I. Godgeleerd Staatkundig Vertoog. Aanteekeningen daarop.
II. Ethica.
III. Brieven.
IV. Korte Verhandeling van God, den Mensch en deszelfs Welstand.
V. Staatkundig Vertoog.
 ↑

HOOFDSTUK XIII.
§ 43. Hobbes.
Leven.
Toen de Spaansche Armada Engeland in 1588 bedreigde, kreeg de vrouw
van den predikant te Malmesbury onverwacht een zoon. Thomas Hobbes
zag, zegt hij zelf, zoo tegelijkertijd met de vrees, het levenslicht. Hij
studeerde te Oxford, waar hij nog onderricht ontving in scholastieke
wetenschap.
In Oxford was toen het nominalisme heerschend en Hobbes bleef dan ook
een aanhanger dezer leer. Voor ’t overige vond hij weinig bevrediging in de
in Oxford opgedane wetenschap.

### Brongegevens
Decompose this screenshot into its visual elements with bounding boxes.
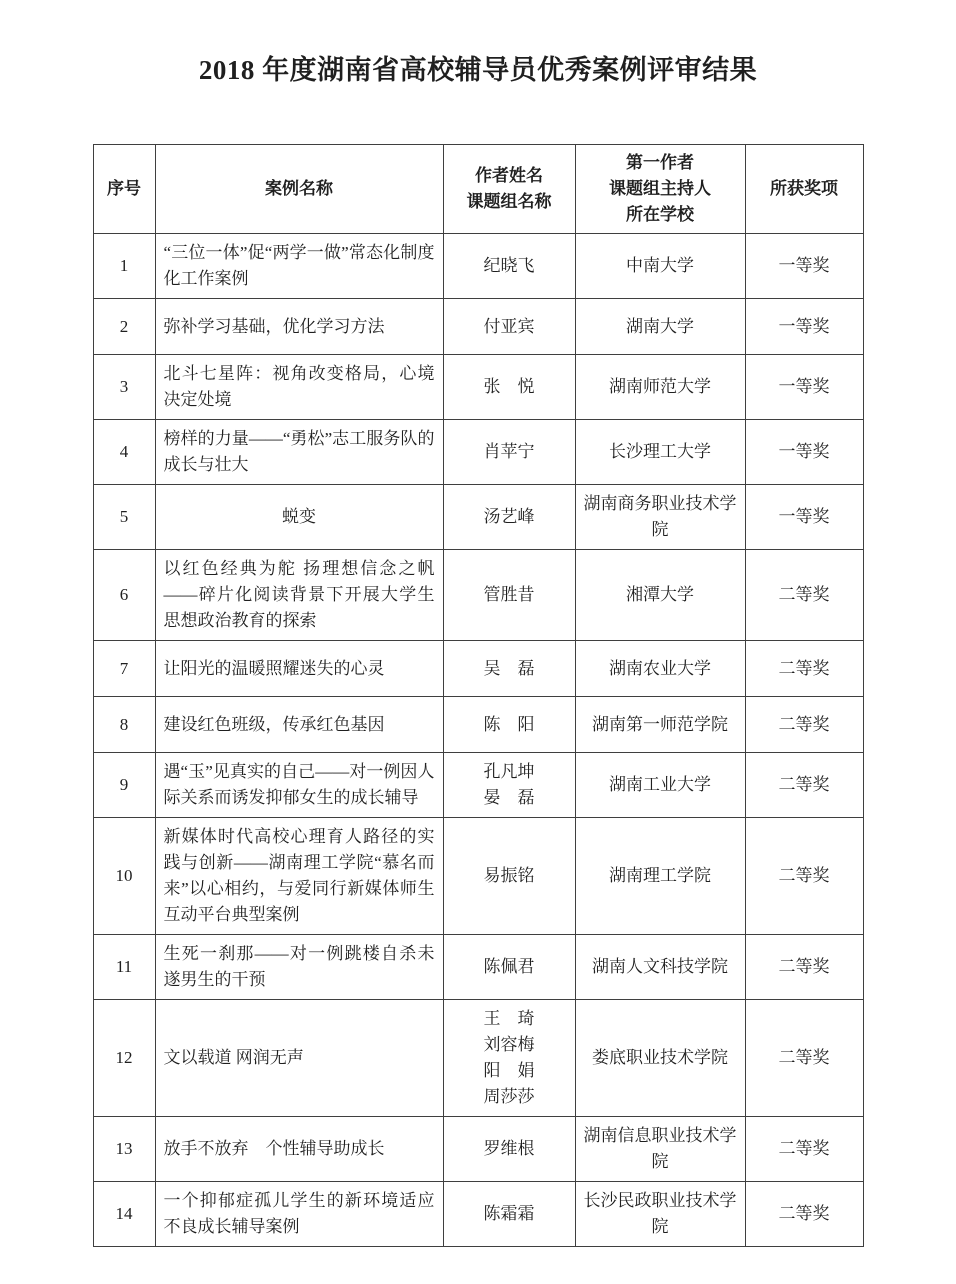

### Opdracht
Schrijf het tekstfragment over het leven van Hobbes verder, te beginnen na de laatste zin die erin staat.

### Antwoord
Hij kwam nu als opvoeder in de familie Cavendish. Met drie geslachten
dezer familie heeft hij in betrekking gestaan en aan haar dankte hij later ook
een zorgenvrij bestaan, dat hem veroorloofde rustig te studeeren. Zijn eerste
bemoeiingen golden de geschiedenis. Hij vertaalde Thucidydes in ’t
Engelsch (vergel. bladz. 53), met het doel zijn landgenooten, die toen reeds
in strijd waren met hun eigenmachtigen koning Karel I, te toonen, welk een
jammer en ellende de teugellooze democratie over Athene had gebracht.
Door vele reizen naar Italië en Frankrijk verruimde Hobbes zijn
gezichtskring. Hij kwam in aanraking met verschillende hem tot nog toe
verborgen gebleven problemen. Op zijn 42ste jaar zag hij de meetkunde van
Euclides; dit was voor hem een openbaring: in de meetkunde zag hij het
model aller wetenschappen, wegens de zekerheid harer uitkomsten. Hij

vormt dus een merkwaardig contrast met Bacon, die de wiskunde te gering
schatte. Hoewel hij als secretaris dezen gediend heeft, is Bacon’s invloed op
zijne denkbeelden veel geringer geweest, dan men vroeger meende te
moeten aannemen.
In Frankrijk kwam Hobbes met verschillende denkers in aanraking. Ook
hier bewees pater Mersenne (zie bladz. 243) zijne diensten.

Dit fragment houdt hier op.